Stored dataset items
>>
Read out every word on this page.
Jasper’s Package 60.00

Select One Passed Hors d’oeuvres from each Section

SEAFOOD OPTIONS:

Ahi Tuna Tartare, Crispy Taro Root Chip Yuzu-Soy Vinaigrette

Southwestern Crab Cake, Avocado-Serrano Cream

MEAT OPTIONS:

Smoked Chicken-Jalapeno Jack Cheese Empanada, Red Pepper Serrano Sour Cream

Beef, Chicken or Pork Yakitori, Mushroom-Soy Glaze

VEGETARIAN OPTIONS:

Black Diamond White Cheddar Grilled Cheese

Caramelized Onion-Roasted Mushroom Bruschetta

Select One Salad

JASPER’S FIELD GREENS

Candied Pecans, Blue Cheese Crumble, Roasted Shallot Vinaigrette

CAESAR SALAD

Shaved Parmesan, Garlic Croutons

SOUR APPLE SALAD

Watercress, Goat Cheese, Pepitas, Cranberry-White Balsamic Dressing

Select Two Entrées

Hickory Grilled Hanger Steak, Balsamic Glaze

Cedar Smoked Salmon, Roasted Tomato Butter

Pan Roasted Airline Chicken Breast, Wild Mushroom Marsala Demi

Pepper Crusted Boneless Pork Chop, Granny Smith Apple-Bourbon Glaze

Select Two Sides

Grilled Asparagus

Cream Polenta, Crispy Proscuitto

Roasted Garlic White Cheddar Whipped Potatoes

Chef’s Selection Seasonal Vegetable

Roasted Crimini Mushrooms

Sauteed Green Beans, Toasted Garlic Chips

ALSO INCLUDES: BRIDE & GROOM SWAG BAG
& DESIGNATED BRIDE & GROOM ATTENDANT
<<
>>
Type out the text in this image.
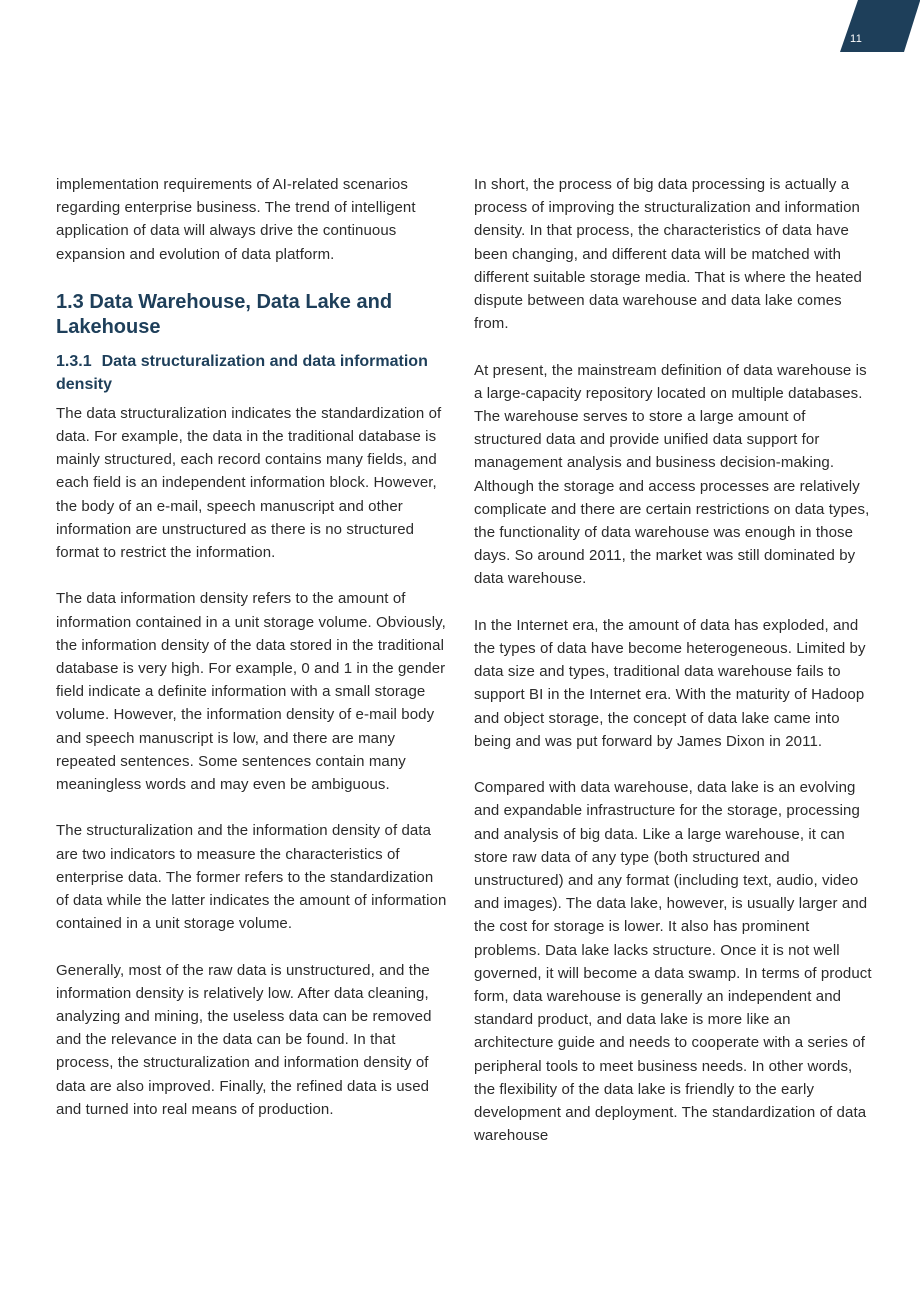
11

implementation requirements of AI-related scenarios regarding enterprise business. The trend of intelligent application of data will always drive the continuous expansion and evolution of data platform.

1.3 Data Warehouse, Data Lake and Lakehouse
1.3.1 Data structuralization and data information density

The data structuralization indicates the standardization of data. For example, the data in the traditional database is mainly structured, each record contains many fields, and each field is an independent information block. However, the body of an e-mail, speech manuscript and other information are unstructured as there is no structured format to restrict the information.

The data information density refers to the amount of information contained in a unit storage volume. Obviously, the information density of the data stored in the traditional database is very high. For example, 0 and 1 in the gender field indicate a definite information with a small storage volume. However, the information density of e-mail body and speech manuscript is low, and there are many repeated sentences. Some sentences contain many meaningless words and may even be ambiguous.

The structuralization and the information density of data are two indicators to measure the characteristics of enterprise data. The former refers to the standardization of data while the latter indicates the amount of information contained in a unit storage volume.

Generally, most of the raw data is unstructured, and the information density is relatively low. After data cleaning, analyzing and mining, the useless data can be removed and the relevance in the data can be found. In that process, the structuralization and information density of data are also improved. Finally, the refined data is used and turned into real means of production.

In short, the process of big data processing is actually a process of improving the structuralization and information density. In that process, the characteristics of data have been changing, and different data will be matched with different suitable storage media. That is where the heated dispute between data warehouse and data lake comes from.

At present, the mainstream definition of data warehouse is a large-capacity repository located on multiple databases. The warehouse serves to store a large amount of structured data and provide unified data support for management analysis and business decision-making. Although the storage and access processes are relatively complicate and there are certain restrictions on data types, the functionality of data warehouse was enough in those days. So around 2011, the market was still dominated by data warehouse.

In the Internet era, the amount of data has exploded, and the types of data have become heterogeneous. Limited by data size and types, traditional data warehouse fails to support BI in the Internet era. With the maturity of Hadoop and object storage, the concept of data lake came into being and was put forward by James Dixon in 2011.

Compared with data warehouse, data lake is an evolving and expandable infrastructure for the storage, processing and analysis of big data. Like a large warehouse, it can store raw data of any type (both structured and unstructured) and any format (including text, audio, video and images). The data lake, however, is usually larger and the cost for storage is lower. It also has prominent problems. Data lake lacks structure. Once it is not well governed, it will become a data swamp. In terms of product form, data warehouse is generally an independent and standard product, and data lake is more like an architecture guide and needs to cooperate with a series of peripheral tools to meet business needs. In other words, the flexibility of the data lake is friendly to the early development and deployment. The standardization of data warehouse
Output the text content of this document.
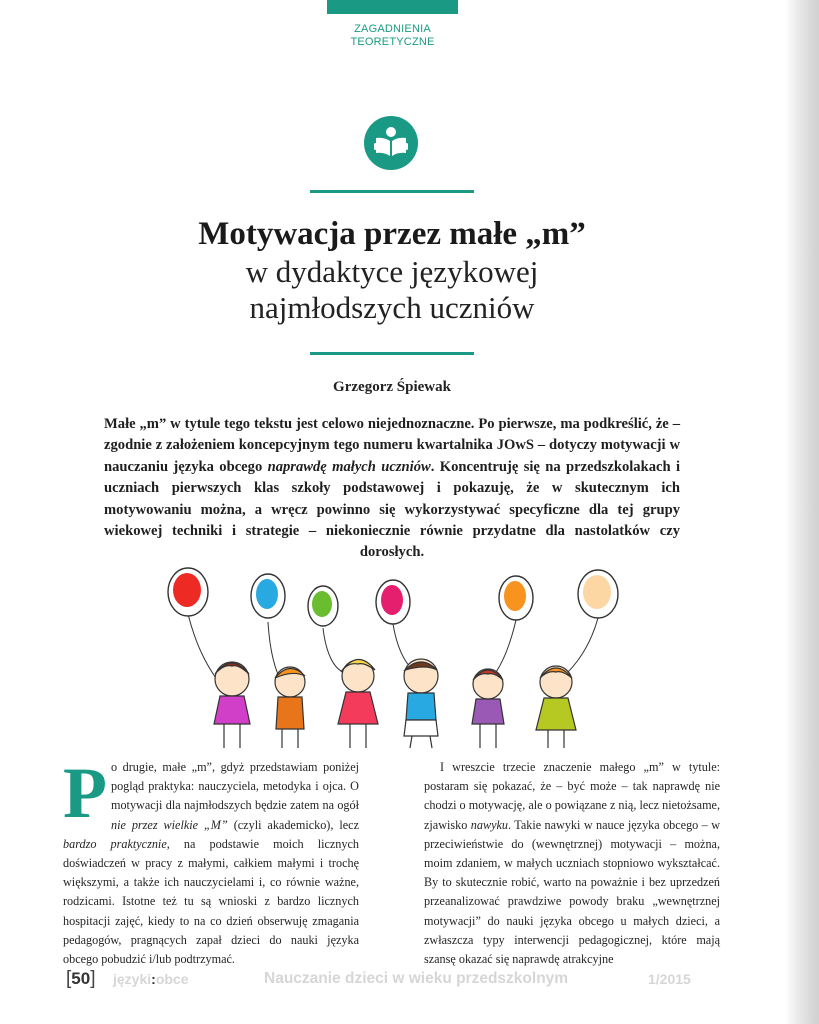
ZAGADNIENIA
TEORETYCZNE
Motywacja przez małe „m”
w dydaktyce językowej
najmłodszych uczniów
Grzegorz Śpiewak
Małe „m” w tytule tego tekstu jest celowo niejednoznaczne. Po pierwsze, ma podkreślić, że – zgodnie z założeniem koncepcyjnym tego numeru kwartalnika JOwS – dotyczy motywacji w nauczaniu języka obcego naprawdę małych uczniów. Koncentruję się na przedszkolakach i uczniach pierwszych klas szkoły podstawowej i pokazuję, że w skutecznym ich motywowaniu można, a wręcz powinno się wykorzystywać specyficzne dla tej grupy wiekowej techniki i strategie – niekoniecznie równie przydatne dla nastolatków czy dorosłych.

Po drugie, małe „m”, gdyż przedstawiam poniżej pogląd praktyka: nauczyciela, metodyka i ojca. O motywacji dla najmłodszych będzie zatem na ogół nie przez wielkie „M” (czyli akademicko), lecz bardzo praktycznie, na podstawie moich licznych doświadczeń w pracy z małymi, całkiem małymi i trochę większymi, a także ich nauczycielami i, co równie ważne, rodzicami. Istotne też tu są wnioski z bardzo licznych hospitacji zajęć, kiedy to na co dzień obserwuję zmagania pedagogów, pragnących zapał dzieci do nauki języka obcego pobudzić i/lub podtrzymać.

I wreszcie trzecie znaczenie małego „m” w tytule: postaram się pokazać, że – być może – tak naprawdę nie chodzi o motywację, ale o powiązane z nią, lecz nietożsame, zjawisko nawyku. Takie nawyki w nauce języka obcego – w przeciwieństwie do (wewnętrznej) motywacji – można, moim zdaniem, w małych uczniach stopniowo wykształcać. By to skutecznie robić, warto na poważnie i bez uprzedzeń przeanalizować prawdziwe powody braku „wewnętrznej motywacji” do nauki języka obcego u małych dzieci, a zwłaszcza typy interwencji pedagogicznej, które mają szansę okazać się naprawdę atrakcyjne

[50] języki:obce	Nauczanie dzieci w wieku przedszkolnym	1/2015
<<
(What you will do): From the listing above, collect each line in which the string "types" appears.

(Answer to the task):
At present, the mainstream definition of data warehouse is a large-capacity repository located on multiple databases. The warehouse serves to store a large amount of structured data and provide unified data support for management analysis and business decision-making. Although the storage and access processes are relatively complicate and there are certain restrictions on data types, the functionality of data warehouse was enough in those days. So around 2011, the market was still dominated by data warehouse.
In the Internet era, the amount of data has exploded, and the types of data have become heterogeneous. Limited by data size and types, traditional data warehouse fails to support BI in the Internet era. With the maturity of Hadoop and object storage, the concept of data lake came into being and was put forward by James Dixon in 2011.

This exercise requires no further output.